Goal:
Repeat each line of the material below exactly as it appears, minus any pictures.

Data shown:
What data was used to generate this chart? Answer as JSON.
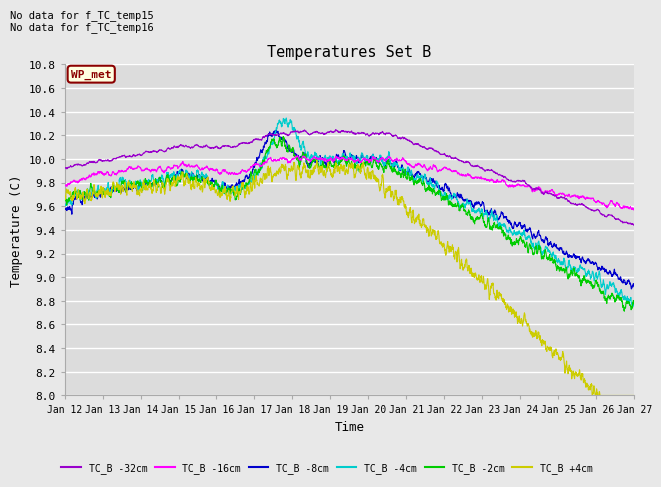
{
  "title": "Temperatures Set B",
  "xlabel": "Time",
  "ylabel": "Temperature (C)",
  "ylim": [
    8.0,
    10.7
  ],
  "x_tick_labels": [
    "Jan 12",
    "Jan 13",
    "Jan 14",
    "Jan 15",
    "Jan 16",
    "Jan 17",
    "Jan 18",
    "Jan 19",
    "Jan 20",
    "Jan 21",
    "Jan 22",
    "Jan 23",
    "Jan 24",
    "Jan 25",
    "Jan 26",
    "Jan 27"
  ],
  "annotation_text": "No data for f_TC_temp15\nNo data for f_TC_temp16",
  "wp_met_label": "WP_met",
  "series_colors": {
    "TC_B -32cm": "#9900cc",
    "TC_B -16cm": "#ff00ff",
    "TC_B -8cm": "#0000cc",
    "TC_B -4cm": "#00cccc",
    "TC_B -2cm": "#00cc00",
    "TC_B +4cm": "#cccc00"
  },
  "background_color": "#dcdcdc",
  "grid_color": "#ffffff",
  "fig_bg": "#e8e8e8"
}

Exercise answer:
What data was used to generate this chart? Answer as JSON.
{
  "title": "Temperatures Set B",
  "xlabel": "Time",
  "ylabel": "Temperature (C)",
  "ylim": [
    8.0,
    10.7
  ],
  "x_tick_labels": [
    "Jan 12",
    "Jan 13",
    "Jan 14",
    "Jan 15",
    "Jan 16",
    "Jan 17",
    "Jan 18",
    "Jan 19",
    "Jan 20",
    "Jan 21",
    "Jan 22",
    "Jan 23",
    "Jan 24",
    "Jan 25",
    "Jan 26",
    "Jan 27"
  ],
  "annotation_text": "No data for f_TC_temp15\nNo data for f_TC_temp16",
  "wp_met_label": "WP_met",
  "series_colors": {
    "TC_B -32cm": "#9900cc",
    "TC_B -16cm": "#ff00ff",
    "TC_B -8cm": "#0000cc",
    "TC_B -4cm": "#00cccc",
    "TC_B -2cm": "#00cc00",
    "TC_B +4cm": "#cccc00"
  },
  "background_color": "#dcdcdc",
  "grid_color": "#ffffff",
  "fig_bg": "#e8e8e8"
}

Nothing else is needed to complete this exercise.